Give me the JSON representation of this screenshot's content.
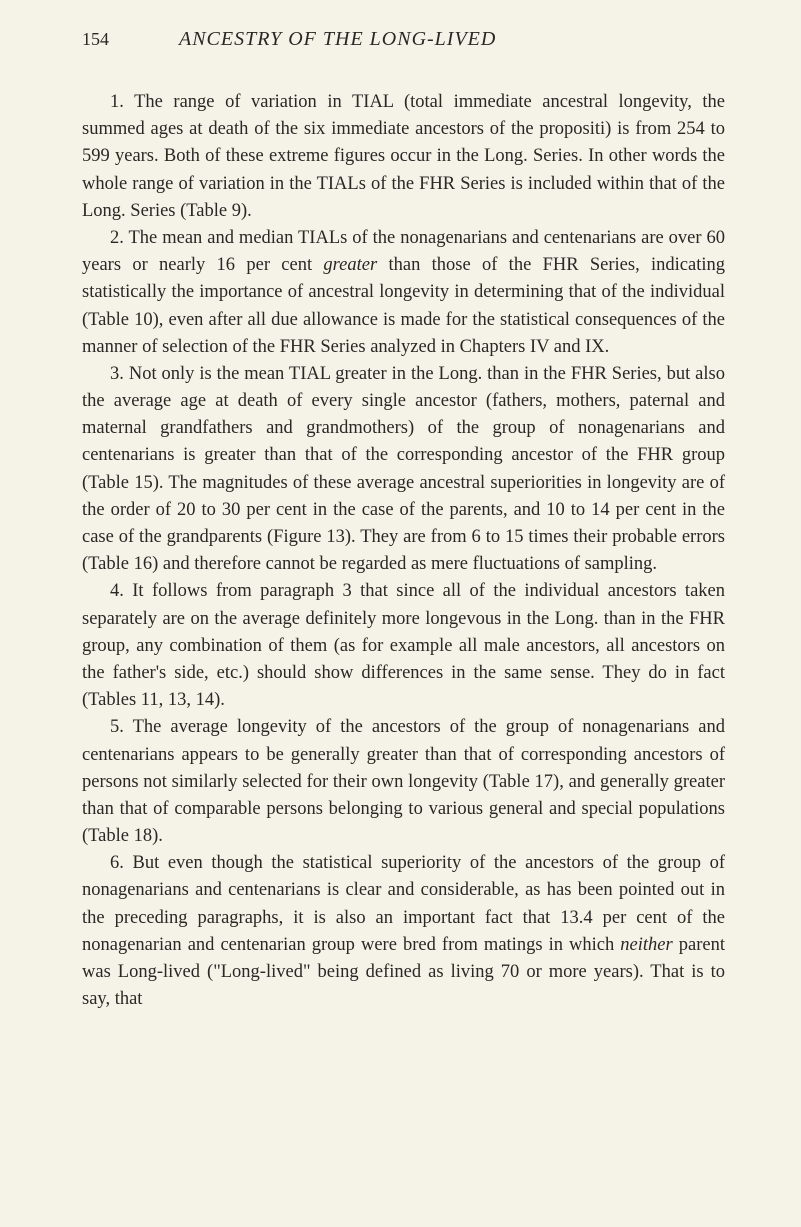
{
  "header": {
    "page_number": "154",
    "title": "ANCESTRY OF THE LONG-LIVED"
  },
  "paragraphs": {
    "p1_a": "1. The range of variation in TIAL (total immediate ancestral longevity, the summed ages at death of the six immediate ancestors of the propositi) is from 254 to 599 years. Both of these extreme figures occur in the Long. Series. In other words the whole range of variation in the TIALs of the FHR Series is included within that of the Long. Series (Table 9).",
    "p2_a": "2. The mean and median TIALs of the nonagenarians and centenarians are over 60 years or nearly 16 per cent ",
    "p2_greater": "greater",
    "p2_b": " than those of the FHR Series, indicating statistically the importance of ancestral longevity in determining that of the individual (Table 10), even after all due allowance is made for the statistical consequences of the manner of selection of the FHR Series analyzed in Chapters IV and IX.",
    "p3_a": "3. Not only is the mean TIAL greater in the Long. than in the FHR Series, but also the average age at death of every single ancestor (fathers, mothers, paternal and maternal grandfathers and grandmothers) of the group of nonagenarians and centenarians is greater than that of the corresponding ancestor of the FHR group (Table 15). The magnitudes of these average ancestral superiorities in longevity are of the order of 20 to 30 per cent in the case of the parents, and 10 to 14 per cent in the case of the grandparents (Figure 13). They are from 6 to 15 times their probable errors (Table 16) and therefore cannot be regarded as mere fluctuations of sampling.",
    "p4_a": "4. It follows from paragraph 3 that since all of the individual ancestors taken separately are on the average definitely more longevous in the Long. than in the FHR group, any combination of them (as for example all male ancestors, all ancestors on the father's side, etc.) should show differences in the same sense. They do in fact (Tables 11, 13, 14).",
    "p5_a": "5. The average longevity of the ancestors of the group of nonagenarians and centenarians appears to be generally greater than that of corresponding ancestors of persons not similarly selected for their own longevity (Table 17), and generally greater than that of comparable persons belonging to various general and special populations (Table 18).",
    "p6_a": "6. But even though the statistical superiority of the ancestors of the group of nonagenarians and centenarians is clear and considerable, as has been pointed out in the preceding paragraphs, it is also an important fact that 13.4 per cent of the nonagenarian and centenarian group were bred from matings in which ",
    "p6_neither": "neither",
    "p6_b": " parent was Long-lived (\"Long-lived\" being defined as living 70 or more years). That is to say, that"
  },
  "colors": {
    "background": "#f5f2e8",
    "text": "#2a2824"
  },
  "typography": {
    "body_fontsize": 18.5,
    "title_fontsize": 20,
    "pagenum_fontsize": 18,
    "line_height": 1.47,
    "font_family": "Times New Roman",
    "text_indent": 28
  }
}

*****

- [OBJECTIVE]: The records above are to be restated exactly, without their pictures.

- [CORRECT RESULT]:
Give me the JSON representation of this screenshot's content.
{
  "header": {
    "page_number": "154",
    "title": "ANCESTRY OF THE LONG-LIVED"
  },
  "paragraphs": {
    "p1_a": "1. The range of variation in TIAL (total immediate ancestral longevity, the summed ages at death of the six immediate ancestors of the propositi) is from 254 to 599 years. Both of these extreme figures occur in the Long. Series. In other words the whole range of variation in the TIALs of the FHR Series is included within that of the Long. Series (Table 9).",
    "p2_a": "2. The mean and median TIALs of the nonagenarians and centenarians are over 60 years or nearly 16 per cent ",
    "p2_greater": "greater",
    "p2_b": " than those of the FHR Series, indicating statistically the importance of ancestral longevity in determining that of the individual (Table 10), even after all due allowance is made for the statistical consequences of the manner of selection of the FHR Series analyzed in Chapters IV and IX.",
    "p3_a": "3. Not only is the mean TIAL greater in the Long. than in the FHR Series, but also the average age at death of every single ancestor (fathers, mothers, paternal and maternal grandfathers and grandmothers) of the group of nonagenarians and centenarians is greater than that of the corresponding ancestor of the FHR group (Table 15). The magnitudes of these average ancestral superiorities in longevity are of the order of 20 to 30 per cent in the case of the parents, and 10 to 14 per cent in the case of the grandparents (Figure 13). They are from 6 to 15 times their probable errors (Table 16) and therefore cannot be regarded as mere fluctuations of sampling.",
    "p4_a": "4. It follows from paragraph 3 that since all of the individual ancestors taken separately are on the average definitely more longevous in the Long. than in the FHR group, any combination of them (as for example all male ancestors, all ancestors on the father's side, etc.) should show differences in the same sense. They do in fact (Tables 11, 13, 14).",
    "p5_a": "5. The average longevity of the ancestors of the group of nonagenarians and centenarians appears to be generally greater than that of corresponding ancestors of persons not similarly selected for their own longevity (Table 17), and generally greater than that of comparable persons belonging to various general and special populations (Table 18).",
    "p6_a": "6. But even though the statistical superiority of the ancestors of the group of nonagenarians and centenarians is clear and considerable, as has been pointed out in the preceding paragraphs, it is also an important fact that 13.4 per cent of the nonagenarian and centenarian group were bred from matings in which ",
    "p6_neither": "neither",
    "p6_b": " parent was Long-lived (\"Long-lived\" being defined as living 70 or more years). That is to say, that"
  },
  "colors": {
    "background": "#f5f2e8",
    "text": "#2a2824"
  },
  "typography": {
    "body_fontsize": 18.5,
    "title_fontsize": 20,
    "pagenum_fontsize": 18,
    "line_height": 1.47,
    "font_family": "Times New Roman",
    "text_indent": 28
  }
}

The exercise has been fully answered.